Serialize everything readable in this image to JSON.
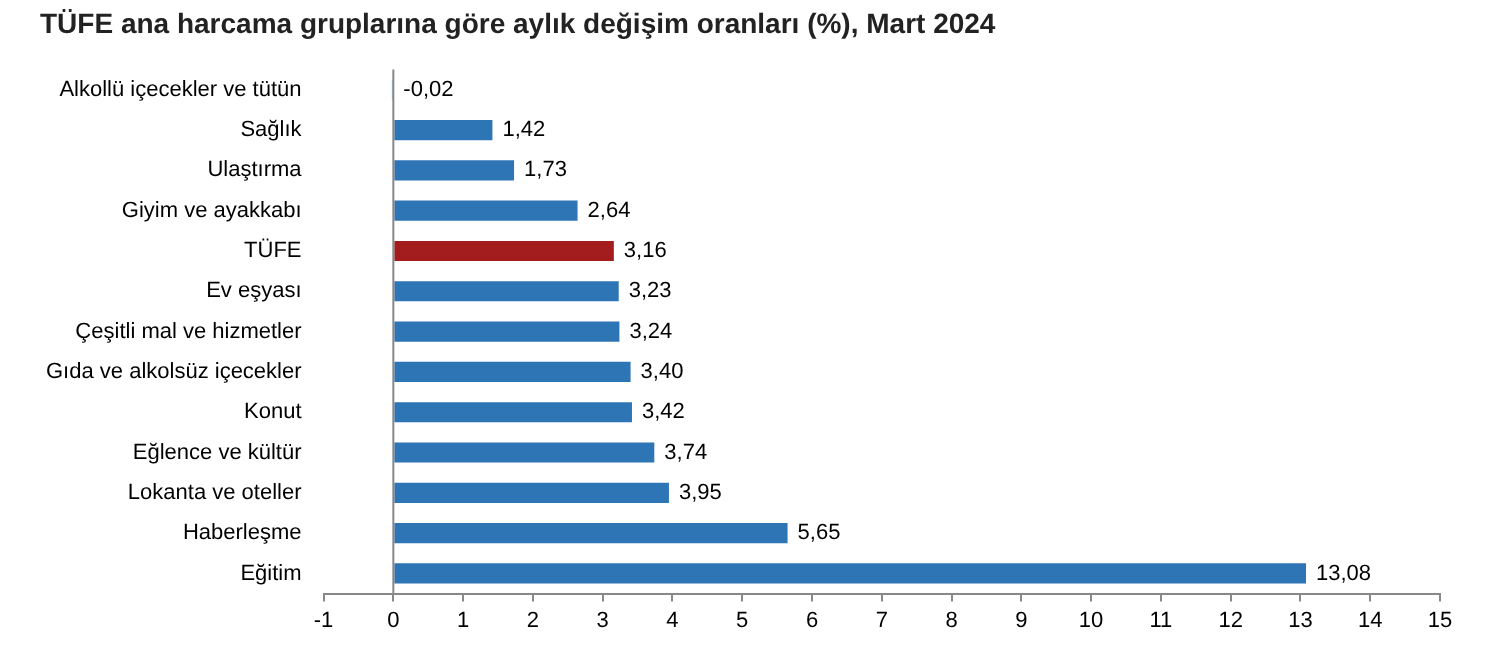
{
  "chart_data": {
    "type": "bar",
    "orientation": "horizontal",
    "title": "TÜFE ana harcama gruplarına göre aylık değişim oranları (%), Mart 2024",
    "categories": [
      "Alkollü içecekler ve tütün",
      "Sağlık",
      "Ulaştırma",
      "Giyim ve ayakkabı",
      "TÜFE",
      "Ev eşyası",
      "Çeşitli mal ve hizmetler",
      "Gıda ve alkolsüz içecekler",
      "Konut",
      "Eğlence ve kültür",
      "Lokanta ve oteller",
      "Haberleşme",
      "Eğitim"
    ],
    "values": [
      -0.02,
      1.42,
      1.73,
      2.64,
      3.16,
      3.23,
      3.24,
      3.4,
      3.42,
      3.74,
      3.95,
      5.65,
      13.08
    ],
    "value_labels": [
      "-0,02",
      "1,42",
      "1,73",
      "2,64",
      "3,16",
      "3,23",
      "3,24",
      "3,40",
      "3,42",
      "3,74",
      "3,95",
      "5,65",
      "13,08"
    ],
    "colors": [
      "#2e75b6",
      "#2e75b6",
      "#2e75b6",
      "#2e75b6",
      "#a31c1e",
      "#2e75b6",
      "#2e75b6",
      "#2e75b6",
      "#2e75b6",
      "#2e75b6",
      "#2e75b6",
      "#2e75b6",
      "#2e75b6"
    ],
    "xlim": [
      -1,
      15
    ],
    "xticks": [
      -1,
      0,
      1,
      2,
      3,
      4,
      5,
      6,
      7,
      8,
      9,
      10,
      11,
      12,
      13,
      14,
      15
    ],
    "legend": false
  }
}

· · · · ·

**PROBLEM TO SOLVE:**
Your copy should hold every record word for word and none of the pictures.

**SOLUTION BELOW:**
Serialize everything readable in this image to JSON.
{
  "chart_data": {
    "type": "bar",
    "orientation": "horizontal",
    "title": "TÜFE ana harcama gruplarına göre aylık değişim oranları (%), Mart 2024",
    "categories": [
      "Alkollü içecekler ve tütün",
      "Sağlık",
      "Ulaştırma",
      "Giyim ve ayakkabı",
      "TÜFE",
      "Ev eşyası",
      "Çeşitli mal ve hizmetler",
      "Gıda ve alkolsüz içecekler",
      "Konut",
      "Eğlence ve kültür",
      "Lokanta ve oteller",
      "Haberleşme",
      "Eğitim"
    ],
    "values": [
      -0.02,
      1.42,
      1.73,
      2.64,
      3.16,
      3.23,
      3.24,
      3.4,
      3.42,
      3.74,
      3.95,
      5.65,
      13.08
    ],
    "value_labels": [
      "-0,02",
      "1,42",
      "1,73",
      "2,64",
      "3,16",
      "3,23",
      "3,24",
      "3,40",
      "3,42",
      "3,74",
      "3,95",
      "5,65",
      "13,08"
    ],
    "colors": [
      "#2e75b6",
      "#2e75b6",
      "#2e75b6",
      "#2e75b6",
      "#a31c1e",
      "#2e75b6",
      "#2e75b6",
      "#2e75b6",
      "#2e75b6",
      "#2e75b6",
      "#2e75b6",
      "#2e75b6",
      "#2e75b6"
    ],
    "xlim": [
      -1,
      15
    ],
    "xticks": [
      -1,
      0,
      1,
      2,
      3,
      4,
      5,
      6,
      7,
      8,
      9,
      10,
      11,
      12,
      13,
      14,
      15
    ],
    "legend": false
  }
}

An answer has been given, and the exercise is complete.